-- start of EXTRACTED INFORMATION --

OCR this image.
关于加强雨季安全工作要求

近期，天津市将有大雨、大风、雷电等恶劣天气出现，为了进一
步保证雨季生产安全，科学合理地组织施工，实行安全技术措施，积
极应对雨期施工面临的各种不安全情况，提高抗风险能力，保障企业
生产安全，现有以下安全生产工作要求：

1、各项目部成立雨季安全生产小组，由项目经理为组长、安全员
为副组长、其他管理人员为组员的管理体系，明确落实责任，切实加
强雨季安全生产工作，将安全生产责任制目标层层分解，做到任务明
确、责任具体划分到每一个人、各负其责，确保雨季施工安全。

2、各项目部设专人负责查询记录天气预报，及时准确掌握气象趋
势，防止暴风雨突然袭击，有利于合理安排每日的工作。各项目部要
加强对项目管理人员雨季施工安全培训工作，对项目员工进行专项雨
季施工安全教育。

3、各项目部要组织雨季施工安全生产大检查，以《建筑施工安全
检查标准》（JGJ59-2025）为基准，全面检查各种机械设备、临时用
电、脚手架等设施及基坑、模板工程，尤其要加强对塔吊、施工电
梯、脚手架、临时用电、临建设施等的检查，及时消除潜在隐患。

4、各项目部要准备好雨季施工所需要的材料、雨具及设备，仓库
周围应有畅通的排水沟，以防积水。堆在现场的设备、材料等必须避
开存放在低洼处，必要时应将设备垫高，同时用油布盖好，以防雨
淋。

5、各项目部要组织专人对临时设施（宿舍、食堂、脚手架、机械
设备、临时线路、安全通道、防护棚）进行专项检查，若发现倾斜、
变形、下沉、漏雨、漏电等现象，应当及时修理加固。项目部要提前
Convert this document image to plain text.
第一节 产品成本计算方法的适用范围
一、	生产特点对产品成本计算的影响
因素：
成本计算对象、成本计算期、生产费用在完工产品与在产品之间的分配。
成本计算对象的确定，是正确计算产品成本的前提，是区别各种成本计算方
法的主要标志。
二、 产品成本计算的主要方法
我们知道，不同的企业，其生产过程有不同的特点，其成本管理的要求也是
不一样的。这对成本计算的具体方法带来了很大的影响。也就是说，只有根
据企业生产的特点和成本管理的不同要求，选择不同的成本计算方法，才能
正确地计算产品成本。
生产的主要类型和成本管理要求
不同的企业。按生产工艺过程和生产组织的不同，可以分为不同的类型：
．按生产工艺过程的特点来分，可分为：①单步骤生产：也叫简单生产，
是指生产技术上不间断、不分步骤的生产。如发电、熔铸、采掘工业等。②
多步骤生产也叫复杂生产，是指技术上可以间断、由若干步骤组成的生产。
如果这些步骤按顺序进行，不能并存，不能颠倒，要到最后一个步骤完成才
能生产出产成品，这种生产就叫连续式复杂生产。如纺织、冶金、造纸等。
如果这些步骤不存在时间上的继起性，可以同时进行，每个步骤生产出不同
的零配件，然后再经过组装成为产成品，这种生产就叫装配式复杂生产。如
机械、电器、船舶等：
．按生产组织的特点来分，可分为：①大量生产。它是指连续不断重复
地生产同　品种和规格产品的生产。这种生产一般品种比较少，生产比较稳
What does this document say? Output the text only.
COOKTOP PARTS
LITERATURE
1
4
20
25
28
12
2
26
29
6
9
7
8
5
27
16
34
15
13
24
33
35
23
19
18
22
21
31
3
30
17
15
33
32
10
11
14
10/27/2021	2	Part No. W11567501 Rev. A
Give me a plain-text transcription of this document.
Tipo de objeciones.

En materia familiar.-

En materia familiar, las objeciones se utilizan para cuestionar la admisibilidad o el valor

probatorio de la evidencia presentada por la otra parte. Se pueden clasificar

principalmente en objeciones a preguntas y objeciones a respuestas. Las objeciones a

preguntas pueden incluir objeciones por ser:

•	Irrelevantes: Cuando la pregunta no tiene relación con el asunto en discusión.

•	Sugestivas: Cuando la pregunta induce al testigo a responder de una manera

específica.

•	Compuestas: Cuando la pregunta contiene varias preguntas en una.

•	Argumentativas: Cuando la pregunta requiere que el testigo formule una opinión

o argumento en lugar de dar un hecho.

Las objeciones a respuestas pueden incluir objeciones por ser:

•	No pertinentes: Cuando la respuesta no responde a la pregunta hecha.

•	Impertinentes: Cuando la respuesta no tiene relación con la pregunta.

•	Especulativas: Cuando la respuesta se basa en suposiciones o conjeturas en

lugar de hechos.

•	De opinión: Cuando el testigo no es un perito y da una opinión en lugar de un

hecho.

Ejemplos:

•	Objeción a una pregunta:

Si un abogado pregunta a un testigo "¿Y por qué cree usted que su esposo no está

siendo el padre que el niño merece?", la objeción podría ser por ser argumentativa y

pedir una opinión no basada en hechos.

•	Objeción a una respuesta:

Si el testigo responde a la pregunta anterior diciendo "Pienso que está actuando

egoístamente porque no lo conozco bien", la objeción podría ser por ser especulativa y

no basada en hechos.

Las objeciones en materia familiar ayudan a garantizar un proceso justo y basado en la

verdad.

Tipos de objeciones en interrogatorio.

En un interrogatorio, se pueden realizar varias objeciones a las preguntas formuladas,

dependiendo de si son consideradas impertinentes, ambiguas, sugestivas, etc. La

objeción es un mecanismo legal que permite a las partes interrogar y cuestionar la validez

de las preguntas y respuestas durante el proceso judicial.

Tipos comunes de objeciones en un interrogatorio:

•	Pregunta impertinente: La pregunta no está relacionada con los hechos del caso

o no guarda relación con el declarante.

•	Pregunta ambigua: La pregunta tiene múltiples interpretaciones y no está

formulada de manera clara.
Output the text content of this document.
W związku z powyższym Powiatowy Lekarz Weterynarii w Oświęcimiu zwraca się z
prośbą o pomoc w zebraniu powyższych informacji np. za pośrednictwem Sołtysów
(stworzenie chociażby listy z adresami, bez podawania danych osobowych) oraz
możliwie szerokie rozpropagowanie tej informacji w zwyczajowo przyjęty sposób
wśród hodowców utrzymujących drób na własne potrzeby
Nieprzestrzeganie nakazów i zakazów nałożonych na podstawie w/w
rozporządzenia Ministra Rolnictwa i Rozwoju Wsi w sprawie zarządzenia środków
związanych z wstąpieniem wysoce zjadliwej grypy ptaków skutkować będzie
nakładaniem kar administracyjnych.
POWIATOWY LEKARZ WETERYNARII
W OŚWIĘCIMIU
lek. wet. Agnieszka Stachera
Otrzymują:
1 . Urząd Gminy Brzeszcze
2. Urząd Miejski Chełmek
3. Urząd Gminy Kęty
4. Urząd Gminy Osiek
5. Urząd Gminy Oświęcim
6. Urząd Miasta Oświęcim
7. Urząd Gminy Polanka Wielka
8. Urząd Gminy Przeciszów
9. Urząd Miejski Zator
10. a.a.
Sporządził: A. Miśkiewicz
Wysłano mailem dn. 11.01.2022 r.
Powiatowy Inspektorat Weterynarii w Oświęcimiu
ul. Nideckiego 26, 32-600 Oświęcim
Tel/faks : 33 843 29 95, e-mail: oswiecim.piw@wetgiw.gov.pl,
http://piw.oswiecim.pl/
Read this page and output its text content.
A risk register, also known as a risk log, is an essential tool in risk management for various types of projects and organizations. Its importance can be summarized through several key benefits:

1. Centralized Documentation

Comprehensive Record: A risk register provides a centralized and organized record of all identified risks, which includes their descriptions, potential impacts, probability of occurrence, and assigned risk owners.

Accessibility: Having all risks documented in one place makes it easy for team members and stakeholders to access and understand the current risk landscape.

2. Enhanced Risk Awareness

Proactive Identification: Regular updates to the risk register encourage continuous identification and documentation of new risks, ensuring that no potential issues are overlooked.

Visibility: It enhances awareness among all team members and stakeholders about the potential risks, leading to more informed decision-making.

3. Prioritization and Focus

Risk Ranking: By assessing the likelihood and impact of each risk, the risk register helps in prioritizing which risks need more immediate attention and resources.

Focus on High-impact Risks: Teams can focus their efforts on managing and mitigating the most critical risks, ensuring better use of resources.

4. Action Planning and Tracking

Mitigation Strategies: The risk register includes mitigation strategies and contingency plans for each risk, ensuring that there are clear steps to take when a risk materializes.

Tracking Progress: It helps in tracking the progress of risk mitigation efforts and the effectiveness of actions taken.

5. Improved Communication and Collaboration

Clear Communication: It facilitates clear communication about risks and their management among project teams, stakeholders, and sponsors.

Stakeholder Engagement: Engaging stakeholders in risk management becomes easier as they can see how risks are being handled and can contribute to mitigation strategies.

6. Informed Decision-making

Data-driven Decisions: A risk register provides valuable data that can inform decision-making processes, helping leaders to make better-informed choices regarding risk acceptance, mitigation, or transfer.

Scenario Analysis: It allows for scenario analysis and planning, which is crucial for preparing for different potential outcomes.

-- end of EXTRACTED INFORMATION --

* WHAT YOU NEED TO DO
Filter the listing for the word "Tipos" and copy every line that holds it.

* WRITTEN RESPONSE
Tipos de objeciones en interrogatorio.
Tipos comunes de objeciones en un interrogatorio:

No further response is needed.